>> Begin Data supplied

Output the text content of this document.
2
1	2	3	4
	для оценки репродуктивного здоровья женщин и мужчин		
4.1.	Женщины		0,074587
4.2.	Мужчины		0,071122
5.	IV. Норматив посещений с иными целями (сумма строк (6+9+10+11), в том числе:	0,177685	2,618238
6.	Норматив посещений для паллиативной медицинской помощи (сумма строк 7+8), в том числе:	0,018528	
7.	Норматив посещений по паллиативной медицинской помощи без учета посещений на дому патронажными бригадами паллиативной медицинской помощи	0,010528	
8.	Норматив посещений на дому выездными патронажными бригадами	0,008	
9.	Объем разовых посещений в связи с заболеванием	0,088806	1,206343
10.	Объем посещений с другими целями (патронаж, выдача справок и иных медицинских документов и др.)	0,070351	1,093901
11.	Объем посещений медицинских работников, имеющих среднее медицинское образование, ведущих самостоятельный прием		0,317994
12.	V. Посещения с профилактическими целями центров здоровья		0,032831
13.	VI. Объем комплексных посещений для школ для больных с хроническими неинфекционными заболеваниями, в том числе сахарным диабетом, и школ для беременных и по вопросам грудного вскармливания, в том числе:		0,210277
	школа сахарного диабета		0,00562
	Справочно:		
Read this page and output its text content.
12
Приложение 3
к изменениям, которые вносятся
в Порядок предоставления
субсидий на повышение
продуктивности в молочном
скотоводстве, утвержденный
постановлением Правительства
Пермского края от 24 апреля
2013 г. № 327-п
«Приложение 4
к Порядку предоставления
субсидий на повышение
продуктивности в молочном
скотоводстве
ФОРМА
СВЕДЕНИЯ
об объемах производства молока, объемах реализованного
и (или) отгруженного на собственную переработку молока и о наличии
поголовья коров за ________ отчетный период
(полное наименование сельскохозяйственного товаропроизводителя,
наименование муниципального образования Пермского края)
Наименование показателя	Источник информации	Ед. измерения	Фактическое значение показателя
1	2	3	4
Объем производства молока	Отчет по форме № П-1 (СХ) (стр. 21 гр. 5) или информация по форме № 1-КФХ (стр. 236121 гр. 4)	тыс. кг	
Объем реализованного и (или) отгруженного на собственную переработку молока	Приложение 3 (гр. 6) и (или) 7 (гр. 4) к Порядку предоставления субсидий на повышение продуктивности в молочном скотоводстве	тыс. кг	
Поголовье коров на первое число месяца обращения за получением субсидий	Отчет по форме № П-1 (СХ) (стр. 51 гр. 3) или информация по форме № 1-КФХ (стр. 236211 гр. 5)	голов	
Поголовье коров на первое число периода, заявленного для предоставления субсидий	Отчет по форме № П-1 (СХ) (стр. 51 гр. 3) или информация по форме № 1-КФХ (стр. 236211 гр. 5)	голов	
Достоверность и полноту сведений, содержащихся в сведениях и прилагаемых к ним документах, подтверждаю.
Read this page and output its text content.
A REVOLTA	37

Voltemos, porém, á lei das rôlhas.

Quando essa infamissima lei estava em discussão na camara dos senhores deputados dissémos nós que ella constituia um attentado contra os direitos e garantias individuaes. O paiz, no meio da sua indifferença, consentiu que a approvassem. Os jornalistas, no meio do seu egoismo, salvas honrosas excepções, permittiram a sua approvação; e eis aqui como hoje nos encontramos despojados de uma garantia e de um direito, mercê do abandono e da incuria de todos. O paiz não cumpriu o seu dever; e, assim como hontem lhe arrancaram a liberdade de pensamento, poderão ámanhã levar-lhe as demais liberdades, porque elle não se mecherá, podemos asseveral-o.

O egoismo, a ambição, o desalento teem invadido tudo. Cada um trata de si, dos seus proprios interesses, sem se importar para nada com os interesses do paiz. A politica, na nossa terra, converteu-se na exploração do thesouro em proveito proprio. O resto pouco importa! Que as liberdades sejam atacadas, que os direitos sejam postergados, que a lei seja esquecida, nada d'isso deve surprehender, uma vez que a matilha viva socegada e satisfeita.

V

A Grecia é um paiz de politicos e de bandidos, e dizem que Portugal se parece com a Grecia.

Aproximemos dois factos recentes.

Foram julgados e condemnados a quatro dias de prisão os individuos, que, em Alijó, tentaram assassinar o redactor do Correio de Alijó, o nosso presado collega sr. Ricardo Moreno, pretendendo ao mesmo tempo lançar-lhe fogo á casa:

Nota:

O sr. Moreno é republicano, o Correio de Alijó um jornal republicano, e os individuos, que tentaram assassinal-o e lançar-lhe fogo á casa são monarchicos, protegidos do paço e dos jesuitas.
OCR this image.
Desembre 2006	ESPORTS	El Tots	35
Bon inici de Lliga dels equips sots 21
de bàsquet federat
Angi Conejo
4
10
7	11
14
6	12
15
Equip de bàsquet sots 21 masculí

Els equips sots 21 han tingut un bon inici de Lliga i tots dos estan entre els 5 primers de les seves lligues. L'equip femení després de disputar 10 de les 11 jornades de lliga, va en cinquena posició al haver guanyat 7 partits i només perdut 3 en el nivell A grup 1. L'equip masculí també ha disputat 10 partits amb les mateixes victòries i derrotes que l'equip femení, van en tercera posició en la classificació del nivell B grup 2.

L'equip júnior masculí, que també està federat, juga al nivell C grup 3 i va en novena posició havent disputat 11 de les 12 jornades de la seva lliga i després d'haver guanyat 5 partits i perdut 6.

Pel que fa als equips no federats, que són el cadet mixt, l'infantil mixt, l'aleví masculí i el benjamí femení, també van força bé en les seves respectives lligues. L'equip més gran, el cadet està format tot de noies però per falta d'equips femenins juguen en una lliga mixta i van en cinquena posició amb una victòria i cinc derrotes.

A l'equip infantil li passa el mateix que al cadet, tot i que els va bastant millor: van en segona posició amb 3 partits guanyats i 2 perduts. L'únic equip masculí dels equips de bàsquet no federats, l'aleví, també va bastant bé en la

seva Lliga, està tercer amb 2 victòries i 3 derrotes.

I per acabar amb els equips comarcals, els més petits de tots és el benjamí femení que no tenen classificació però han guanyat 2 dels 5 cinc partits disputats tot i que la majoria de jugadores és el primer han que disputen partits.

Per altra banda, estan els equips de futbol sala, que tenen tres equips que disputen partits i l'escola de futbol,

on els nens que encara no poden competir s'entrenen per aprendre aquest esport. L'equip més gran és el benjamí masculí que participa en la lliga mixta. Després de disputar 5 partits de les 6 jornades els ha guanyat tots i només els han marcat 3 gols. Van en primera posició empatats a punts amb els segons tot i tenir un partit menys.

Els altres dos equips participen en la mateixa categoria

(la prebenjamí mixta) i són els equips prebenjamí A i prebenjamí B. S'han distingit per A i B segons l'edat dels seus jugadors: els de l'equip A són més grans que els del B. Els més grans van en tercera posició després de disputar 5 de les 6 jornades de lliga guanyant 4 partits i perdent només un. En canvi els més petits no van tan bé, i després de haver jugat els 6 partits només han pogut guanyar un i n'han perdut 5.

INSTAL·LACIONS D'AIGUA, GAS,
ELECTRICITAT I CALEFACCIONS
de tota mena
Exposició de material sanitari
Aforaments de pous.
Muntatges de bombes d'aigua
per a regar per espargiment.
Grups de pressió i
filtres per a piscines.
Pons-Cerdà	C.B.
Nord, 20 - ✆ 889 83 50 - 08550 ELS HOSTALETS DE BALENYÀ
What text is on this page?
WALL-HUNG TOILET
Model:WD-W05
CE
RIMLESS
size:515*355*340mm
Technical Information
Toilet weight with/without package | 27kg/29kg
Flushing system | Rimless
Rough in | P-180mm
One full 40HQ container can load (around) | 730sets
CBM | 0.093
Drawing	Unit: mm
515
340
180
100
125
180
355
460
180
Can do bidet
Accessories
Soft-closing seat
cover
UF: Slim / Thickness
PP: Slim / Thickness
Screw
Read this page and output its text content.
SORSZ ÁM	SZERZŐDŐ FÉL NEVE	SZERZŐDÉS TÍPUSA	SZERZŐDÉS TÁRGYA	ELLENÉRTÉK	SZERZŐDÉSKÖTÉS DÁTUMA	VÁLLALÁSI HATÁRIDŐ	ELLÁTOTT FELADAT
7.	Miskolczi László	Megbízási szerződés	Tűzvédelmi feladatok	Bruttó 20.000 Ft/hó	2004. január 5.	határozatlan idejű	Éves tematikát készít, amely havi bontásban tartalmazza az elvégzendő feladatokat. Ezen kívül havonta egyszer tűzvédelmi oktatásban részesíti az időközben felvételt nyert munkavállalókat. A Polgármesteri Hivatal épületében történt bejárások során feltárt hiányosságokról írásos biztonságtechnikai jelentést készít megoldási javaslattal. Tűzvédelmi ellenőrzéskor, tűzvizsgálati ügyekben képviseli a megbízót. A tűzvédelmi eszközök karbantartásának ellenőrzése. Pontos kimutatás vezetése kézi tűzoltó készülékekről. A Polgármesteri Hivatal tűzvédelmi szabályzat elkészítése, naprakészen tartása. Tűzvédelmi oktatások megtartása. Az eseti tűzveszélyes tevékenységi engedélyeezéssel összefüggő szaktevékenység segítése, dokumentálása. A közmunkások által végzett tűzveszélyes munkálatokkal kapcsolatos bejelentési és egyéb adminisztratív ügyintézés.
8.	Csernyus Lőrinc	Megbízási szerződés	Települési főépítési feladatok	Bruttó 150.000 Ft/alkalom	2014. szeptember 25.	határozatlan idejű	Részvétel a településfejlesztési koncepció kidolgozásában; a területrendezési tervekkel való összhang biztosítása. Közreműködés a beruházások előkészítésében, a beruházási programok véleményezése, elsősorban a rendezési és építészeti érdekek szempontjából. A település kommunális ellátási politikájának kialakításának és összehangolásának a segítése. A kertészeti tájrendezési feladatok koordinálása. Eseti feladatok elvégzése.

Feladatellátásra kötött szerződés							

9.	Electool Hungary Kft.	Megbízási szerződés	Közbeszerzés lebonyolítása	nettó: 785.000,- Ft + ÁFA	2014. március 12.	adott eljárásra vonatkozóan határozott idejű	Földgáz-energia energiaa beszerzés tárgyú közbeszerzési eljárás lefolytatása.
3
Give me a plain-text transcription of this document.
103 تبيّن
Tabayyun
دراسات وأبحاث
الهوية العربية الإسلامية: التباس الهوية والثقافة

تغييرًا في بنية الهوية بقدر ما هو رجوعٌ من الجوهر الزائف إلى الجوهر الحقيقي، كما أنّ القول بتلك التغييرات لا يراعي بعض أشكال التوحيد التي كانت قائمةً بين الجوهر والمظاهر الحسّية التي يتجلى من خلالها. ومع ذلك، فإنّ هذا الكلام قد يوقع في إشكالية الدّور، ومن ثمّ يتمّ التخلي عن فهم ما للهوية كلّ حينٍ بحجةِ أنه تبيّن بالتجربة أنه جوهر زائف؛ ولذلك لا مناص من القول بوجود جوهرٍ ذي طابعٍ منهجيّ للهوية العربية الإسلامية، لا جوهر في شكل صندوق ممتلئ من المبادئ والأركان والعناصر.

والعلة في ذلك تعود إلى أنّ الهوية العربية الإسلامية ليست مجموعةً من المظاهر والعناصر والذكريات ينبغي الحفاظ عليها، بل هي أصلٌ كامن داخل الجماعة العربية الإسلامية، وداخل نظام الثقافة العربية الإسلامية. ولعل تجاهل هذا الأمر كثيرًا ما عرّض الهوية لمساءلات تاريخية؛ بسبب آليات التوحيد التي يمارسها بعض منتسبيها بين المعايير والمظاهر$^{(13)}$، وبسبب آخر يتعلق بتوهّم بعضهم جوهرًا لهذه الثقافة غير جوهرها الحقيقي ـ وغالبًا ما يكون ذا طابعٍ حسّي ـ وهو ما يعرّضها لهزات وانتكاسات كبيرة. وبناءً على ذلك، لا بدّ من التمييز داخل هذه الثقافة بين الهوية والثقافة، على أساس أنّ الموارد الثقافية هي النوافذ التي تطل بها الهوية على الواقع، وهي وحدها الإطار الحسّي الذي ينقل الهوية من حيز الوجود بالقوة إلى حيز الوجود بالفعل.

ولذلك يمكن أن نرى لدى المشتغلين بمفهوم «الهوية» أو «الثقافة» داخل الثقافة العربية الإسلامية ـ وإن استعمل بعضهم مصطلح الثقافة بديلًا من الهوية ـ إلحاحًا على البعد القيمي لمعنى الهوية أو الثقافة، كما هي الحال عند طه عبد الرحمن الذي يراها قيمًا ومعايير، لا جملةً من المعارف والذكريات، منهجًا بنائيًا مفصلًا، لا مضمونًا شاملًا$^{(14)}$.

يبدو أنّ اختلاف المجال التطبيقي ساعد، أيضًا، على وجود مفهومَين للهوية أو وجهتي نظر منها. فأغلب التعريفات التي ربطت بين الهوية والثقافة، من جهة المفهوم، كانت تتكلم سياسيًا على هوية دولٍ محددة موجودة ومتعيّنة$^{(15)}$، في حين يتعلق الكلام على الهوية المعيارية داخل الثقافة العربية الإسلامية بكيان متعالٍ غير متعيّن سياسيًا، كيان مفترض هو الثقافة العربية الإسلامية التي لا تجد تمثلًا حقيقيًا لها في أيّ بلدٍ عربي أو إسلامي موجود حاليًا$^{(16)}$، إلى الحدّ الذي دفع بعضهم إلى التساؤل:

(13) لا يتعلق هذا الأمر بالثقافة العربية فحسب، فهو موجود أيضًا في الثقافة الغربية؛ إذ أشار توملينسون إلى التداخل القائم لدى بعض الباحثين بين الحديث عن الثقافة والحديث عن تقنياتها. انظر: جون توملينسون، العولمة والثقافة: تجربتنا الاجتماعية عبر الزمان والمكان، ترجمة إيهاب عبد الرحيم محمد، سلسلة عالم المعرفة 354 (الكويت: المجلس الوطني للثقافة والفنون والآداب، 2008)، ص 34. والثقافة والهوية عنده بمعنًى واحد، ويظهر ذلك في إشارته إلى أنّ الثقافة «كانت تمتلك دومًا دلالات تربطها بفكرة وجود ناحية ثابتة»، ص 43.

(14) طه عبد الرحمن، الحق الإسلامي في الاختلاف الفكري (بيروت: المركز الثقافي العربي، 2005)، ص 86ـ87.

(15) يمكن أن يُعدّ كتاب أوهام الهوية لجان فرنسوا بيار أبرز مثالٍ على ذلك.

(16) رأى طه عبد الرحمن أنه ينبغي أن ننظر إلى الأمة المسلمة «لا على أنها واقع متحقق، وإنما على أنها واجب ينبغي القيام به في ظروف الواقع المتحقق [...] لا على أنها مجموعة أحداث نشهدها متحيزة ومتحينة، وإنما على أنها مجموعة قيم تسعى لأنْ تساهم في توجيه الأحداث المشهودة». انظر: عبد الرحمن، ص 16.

>> End Data supplied

What needs to be done: Locate the word "estan" in the entries, and copy every line where it is found.

Reply:
Els equips sots 21 han tingut un bon inici de Lliga i tots dos estan entre els 5 primers de les seves lligues. L'equip femení després de disputar 10 de les 11 jornades de lliga, va en cinquena posició al haver guanyat 7 partits i només perdut 3 en el nivell A grup 1. L'equip masculí també ha disputat 10 partits amb les mateixes victòries i derrotes que l'equip femení, van en tercera posició en la classificació del nivell B grup 2.
Per altra banda, estan els equips de futbol sala, que tenen tres equips que disputen partits i l'escola de futbol,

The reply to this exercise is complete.